Exercise | Set down the material once more, exactly as it appears.

────────────────────

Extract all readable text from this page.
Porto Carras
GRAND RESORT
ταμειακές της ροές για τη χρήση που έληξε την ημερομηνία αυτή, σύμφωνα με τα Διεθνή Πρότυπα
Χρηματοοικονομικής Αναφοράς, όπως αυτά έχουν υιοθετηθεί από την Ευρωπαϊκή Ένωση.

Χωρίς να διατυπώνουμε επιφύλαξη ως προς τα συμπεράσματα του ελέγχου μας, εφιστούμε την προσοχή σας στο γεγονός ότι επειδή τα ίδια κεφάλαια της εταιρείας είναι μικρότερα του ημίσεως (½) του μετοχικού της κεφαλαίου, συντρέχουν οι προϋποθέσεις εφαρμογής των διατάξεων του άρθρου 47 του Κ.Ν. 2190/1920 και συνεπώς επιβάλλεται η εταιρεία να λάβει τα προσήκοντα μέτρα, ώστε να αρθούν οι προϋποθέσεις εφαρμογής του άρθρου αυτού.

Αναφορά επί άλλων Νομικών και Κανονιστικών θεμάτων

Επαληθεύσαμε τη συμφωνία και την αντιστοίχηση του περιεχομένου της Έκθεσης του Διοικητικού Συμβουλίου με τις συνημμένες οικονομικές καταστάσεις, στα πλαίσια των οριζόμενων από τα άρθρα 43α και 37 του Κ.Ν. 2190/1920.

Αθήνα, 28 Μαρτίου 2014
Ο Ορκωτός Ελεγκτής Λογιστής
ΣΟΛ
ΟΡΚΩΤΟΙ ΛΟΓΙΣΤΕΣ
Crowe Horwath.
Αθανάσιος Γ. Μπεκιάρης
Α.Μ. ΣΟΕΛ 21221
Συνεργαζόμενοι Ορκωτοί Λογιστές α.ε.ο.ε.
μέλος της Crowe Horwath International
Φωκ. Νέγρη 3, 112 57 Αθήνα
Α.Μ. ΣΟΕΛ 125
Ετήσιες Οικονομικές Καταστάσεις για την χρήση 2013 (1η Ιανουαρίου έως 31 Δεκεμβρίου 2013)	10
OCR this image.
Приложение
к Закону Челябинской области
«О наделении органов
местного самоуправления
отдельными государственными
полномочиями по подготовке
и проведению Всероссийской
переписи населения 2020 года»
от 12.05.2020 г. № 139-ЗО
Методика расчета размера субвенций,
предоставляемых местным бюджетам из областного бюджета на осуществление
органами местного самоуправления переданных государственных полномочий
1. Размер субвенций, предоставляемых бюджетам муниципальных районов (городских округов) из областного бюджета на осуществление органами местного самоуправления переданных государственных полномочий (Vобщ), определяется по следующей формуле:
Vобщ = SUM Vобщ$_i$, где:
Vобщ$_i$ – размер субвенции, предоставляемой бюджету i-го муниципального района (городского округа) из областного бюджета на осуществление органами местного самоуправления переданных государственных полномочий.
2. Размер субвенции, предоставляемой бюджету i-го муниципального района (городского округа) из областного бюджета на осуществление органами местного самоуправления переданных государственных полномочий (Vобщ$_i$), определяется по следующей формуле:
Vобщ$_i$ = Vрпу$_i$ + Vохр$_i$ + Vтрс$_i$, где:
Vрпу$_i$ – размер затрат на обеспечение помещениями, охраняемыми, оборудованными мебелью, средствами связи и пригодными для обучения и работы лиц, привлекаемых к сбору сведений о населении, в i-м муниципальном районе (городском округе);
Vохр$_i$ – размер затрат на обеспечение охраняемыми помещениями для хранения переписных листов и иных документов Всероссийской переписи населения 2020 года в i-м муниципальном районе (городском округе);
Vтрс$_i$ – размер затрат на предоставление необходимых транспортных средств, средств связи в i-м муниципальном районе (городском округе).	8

────────────────────

Exercise response |
Extract all readable text from this page.
Porto Carras
GRAND RESORT
ταμειακές της ροές για τη χρήση που έληξε την ημερομηνία αυτή, σύμφωνα με τα Διεθνή Πρότυπα
Χρηματοοικονομικής Αναφοράς, όπως αυτά έχουν υιοθετηθεί από την Ευρωπαϊκή Ένωση.

Χωρίς να διατυπώνουμε επιφύλαξη ως προς τα συμπεράσματα του ελέγχου μας, εφιστούμε την προσοχή σας στο γεγονός ότι επειδή τα ίδια κεφάλαια της εταιρείας είναι μικρότερα του ημίσεως (½) του μετοχικού της κεφαλαίου, συντρέχουν οι προϋποθέσεις εφαρμογής των διατάξεων του άρθρου 47 του Κ.Ν. 2190/1920 και συνεπώς επιβάλλεται η εταιρεία να λάβει τα προσήκοντα μέτρα, ώστε να αρθούν οι προϋποθέσεις εφαρμογής του άρθρου αυτού.

Αναφορά επί άλλων Νομικών και Κανονιστικών θεμάτων

Επαληθεύσαμε τη συμφωνία και την αντιστοίχηση του περιεχομένου της Έκθεσης του Διοικητικού Συμβουλίου με τις συνημμένες οικονομικές καταστάσεις, στα πλαίσια των οριζόμενων από τα άρθρα 43α και 37 του Κ.Ν. 2190/1920.

Αθήνα, 28 Μαρτίου 2014
Ο Ορκωτός Ελεγκτής Λογιστής
ΣΟΛ
ΟΡΚΩΤΟΙ ΛΟΓΙΣΤΕΣ
Crowe Horwath.
Αθανάσιος Γ. Μπεκιάρης
Α.Μ. ΣΟΕΛ 21221
Συνεργαζόμενοι Ορκωτοί Λογιστές α.ε.ο.ε.
μέλος της Crowe Horwath International
Φωκ. Νέγρη 3, 112 57 Αθήνα
Α.Μ. ΣΟΕΛ 125
Ετήσιες Οικονομικές Καταστάσεις για την χρήση 2013 (1η Ιανουαρίου έως 31 Δεκεμβρίου 2013)	10
OCR this image.
Приложение
к Закону Челябинской области
«О наделении органов
местного самоуправления
отдельными государственными
полномочиями по подготовке
и проведению Всероссийской
переписи населения 2020 года»
от 12.05.2020 г. № 139-ЗО
Методика расчета размера субвенций,
предоставляемых местным бюджетам из областного бюджета на осуществление
органами местного самоуправления переданных государственных полномочий
1. Размер субвенций, предоставляемых бюджетам муниципальных районов (городских округов) из областного бюджета на осуществление органами местного самоуправления переданных государственных полномочий (Vобщ), определяется по следующей формуле:
Vобщ = SUM Vобщ$_i$, где:
Vобщ$_i$ – размер субвенции, предоставляемой бюджету i-го муниципального района (городского округа) из областного бюджета на осуществление органами местного самоуправления переданных государственных полномочий.
2. Размер субвенции, предоставляемой бюджету i-го муниципального района (городского округа) из областного бюджета на осуществление органами местного самоуправления переданных государственных полномочий (Vобщ$_i$), определяется по следующей формуле:
Vобщ$_i$ = Vрпу$_i$ + Vохр$_i$ + Vтрс$_i$, где:
Vрпу$_i$ – размер затрат на обеспечение помещениями, охраняемыми, оборудованными мебелью, средствами связи и пригодными для обучения и работы лиц, привлекаемых к сбору сведений о населении, в i-м муниципальном районе (городском округе);
Vохр$_i$ – размер затрат на обеспечение охраняемыми помещениями для хранения переписных листов и иных документов Всероссийской переписи населения 2020 года в i-м муниципальном районе (городском округе);
Vтрс$_i$ – размер затрат на предоставление необходимых транспортных средств, средств связи в i-м муниципальном районе (городском округе).	8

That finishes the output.